Written problem -
What lines of the data include the string "with"? Copy them all.

Task input -
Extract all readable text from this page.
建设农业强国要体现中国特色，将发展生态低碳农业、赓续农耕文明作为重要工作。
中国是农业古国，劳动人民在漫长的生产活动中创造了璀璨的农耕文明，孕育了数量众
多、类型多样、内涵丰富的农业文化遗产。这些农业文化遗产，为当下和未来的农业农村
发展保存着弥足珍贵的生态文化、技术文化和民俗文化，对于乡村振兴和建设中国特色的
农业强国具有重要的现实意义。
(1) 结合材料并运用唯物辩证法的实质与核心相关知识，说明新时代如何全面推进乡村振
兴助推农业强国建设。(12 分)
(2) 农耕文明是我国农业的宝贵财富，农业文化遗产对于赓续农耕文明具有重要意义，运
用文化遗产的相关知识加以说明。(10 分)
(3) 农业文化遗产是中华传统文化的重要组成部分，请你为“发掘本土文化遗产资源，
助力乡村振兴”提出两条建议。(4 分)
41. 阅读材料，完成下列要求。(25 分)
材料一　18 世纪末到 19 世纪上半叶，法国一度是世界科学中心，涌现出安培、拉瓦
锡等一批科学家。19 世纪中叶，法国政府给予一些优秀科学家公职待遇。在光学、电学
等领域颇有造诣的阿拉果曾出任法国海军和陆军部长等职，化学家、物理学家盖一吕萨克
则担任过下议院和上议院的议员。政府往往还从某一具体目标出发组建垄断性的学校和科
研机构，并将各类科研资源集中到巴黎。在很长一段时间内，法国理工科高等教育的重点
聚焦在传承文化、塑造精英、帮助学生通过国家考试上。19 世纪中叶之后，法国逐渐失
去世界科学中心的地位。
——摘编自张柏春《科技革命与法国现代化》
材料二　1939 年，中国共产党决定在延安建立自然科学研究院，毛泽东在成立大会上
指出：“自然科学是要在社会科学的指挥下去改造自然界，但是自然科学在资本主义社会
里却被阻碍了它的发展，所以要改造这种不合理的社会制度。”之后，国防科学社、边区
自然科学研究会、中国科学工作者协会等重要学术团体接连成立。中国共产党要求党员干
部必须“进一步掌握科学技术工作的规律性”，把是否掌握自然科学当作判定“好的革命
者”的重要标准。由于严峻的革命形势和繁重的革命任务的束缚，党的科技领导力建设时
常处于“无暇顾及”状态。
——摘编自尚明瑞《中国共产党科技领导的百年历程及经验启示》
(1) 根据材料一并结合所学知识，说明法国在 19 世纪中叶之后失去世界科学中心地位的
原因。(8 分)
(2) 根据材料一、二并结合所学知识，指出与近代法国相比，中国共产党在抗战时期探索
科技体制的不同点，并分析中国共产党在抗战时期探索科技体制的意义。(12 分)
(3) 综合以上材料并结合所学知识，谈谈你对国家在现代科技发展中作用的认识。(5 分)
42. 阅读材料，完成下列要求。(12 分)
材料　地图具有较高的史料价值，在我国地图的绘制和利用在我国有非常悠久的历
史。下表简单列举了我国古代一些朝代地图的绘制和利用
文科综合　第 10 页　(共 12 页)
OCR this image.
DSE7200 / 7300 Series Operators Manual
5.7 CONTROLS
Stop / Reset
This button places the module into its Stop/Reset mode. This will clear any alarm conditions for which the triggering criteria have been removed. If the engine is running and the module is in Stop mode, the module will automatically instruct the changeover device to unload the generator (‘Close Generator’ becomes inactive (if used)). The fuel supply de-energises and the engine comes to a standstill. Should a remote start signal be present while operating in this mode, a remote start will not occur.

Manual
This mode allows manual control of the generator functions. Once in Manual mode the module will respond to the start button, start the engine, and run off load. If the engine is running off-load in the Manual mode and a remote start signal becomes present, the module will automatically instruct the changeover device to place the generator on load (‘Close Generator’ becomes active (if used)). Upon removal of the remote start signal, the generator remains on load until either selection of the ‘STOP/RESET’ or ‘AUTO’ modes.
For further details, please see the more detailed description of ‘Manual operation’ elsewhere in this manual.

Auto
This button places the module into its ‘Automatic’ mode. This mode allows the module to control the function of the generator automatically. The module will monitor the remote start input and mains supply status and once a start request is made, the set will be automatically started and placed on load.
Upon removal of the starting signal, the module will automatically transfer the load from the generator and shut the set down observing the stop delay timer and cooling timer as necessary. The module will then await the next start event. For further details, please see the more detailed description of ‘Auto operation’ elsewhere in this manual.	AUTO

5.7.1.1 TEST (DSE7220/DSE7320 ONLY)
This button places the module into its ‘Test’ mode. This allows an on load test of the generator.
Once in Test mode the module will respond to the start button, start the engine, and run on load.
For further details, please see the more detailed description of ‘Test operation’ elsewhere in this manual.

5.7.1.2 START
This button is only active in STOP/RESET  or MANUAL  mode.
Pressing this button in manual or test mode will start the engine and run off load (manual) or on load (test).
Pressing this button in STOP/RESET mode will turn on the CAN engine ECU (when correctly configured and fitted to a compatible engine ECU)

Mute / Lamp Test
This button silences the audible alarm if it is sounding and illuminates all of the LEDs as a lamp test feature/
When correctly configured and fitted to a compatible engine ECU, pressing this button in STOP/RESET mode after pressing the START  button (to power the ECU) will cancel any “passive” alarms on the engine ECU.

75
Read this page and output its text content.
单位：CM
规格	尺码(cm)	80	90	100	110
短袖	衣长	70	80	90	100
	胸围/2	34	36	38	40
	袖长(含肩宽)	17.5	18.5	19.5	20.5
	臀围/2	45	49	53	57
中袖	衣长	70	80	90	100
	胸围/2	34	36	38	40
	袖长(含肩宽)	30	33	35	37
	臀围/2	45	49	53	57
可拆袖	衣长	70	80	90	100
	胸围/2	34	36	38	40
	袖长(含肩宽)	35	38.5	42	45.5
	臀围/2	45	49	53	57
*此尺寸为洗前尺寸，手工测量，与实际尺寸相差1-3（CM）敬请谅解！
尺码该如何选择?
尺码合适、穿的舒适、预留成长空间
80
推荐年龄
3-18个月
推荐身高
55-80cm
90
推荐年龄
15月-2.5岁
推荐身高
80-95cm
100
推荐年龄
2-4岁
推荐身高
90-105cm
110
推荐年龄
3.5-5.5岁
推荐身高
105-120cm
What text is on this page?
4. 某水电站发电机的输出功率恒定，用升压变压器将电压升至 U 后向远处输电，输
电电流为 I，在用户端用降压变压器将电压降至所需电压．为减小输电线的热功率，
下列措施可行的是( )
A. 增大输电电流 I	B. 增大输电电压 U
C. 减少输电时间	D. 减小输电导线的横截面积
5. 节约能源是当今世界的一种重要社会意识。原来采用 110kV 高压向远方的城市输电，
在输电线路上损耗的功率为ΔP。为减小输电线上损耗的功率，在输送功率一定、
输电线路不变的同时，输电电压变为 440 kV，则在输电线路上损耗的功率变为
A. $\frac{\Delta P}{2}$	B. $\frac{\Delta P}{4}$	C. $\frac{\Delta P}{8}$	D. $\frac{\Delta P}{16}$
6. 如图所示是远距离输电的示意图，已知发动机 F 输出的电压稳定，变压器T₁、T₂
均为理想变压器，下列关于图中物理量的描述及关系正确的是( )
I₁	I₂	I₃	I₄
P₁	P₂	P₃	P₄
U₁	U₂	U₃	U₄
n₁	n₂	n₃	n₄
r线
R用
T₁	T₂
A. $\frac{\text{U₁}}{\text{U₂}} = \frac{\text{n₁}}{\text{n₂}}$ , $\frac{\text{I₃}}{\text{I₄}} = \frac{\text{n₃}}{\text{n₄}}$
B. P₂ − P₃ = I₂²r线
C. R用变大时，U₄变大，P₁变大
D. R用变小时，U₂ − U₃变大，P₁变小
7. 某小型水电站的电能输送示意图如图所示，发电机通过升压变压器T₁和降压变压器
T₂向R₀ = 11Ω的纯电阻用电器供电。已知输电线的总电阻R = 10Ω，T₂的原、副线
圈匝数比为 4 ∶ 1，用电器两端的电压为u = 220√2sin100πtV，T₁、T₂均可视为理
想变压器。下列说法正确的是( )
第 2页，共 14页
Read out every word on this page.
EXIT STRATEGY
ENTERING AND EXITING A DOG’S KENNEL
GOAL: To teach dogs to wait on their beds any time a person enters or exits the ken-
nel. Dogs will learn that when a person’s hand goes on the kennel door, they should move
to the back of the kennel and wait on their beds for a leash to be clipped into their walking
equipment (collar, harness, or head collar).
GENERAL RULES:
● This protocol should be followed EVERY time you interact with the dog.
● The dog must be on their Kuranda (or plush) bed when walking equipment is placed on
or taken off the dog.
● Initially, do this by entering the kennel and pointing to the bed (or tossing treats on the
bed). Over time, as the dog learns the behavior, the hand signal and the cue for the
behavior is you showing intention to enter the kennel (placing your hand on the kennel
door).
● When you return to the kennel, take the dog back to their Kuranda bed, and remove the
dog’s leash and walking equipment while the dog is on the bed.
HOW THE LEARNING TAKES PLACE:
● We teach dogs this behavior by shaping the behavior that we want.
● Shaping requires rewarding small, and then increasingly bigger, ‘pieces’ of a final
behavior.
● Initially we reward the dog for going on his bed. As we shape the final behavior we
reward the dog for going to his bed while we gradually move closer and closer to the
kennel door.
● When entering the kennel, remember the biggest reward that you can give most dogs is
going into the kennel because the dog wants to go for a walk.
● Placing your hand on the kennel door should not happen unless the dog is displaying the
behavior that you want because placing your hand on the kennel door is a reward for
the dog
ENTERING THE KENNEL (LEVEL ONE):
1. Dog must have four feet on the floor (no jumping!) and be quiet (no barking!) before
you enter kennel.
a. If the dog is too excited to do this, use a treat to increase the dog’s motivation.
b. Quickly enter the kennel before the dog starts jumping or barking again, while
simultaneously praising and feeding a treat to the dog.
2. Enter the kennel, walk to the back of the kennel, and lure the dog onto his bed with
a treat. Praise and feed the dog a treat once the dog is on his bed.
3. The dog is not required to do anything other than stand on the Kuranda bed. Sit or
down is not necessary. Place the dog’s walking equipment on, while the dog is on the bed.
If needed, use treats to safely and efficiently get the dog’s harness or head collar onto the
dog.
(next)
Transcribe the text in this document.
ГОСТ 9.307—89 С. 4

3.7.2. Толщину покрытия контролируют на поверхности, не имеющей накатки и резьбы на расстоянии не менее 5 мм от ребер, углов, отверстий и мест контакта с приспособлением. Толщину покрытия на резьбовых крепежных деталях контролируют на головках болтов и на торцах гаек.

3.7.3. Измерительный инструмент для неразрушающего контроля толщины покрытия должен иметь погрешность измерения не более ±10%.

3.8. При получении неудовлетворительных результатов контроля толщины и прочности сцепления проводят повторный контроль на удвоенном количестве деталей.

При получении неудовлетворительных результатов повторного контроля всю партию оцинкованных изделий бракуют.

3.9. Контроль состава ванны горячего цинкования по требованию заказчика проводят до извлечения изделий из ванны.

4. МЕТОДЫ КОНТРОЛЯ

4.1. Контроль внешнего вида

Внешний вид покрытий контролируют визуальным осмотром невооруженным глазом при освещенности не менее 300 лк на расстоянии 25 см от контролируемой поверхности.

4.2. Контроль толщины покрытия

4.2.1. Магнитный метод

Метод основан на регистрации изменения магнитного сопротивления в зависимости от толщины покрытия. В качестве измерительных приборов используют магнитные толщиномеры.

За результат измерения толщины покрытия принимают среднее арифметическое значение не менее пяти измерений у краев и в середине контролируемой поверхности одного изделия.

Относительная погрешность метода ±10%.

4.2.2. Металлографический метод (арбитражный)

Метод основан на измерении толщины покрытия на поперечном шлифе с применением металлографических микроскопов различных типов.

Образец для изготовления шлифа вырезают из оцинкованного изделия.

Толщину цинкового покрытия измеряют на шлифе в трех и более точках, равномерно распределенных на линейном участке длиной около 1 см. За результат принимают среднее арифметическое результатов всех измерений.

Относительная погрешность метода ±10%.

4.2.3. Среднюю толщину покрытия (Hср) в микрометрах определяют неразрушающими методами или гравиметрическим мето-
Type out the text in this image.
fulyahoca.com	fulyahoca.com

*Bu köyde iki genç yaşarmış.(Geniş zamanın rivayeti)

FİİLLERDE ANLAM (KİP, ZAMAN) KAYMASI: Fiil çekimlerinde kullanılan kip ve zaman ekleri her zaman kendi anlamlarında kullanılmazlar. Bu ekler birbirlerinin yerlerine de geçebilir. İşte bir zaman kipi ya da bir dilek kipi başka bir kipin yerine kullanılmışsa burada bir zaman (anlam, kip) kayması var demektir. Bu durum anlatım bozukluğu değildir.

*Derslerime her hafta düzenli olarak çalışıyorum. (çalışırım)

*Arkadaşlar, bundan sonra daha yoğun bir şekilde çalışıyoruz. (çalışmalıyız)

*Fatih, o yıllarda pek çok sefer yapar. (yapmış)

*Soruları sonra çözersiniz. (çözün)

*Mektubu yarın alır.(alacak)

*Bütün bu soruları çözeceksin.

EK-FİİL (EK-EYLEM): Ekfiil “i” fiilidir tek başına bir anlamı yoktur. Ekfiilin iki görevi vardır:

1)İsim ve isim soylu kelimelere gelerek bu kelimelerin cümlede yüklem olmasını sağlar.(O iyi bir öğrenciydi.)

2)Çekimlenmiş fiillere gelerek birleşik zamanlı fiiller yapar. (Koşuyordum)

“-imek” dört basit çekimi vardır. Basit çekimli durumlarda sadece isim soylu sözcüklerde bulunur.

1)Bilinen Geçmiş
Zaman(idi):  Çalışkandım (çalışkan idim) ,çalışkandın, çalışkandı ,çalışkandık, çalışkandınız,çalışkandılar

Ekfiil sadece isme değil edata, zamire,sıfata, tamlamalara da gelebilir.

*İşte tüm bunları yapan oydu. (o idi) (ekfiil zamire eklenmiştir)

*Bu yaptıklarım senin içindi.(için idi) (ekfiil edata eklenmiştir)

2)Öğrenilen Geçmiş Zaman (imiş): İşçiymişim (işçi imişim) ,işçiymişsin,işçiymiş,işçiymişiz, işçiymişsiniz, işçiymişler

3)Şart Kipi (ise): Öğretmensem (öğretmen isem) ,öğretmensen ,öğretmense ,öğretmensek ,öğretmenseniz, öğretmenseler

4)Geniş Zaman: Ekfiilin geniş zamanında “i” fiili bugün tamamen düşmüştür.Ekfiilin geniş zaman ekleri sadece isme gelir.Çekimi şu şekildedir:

Exercise result -
● This protocol should be followed EVERY time you interact with the dog.
2. Enter the kennel, walk to the back of the kennel, and lure the dog onto his bed with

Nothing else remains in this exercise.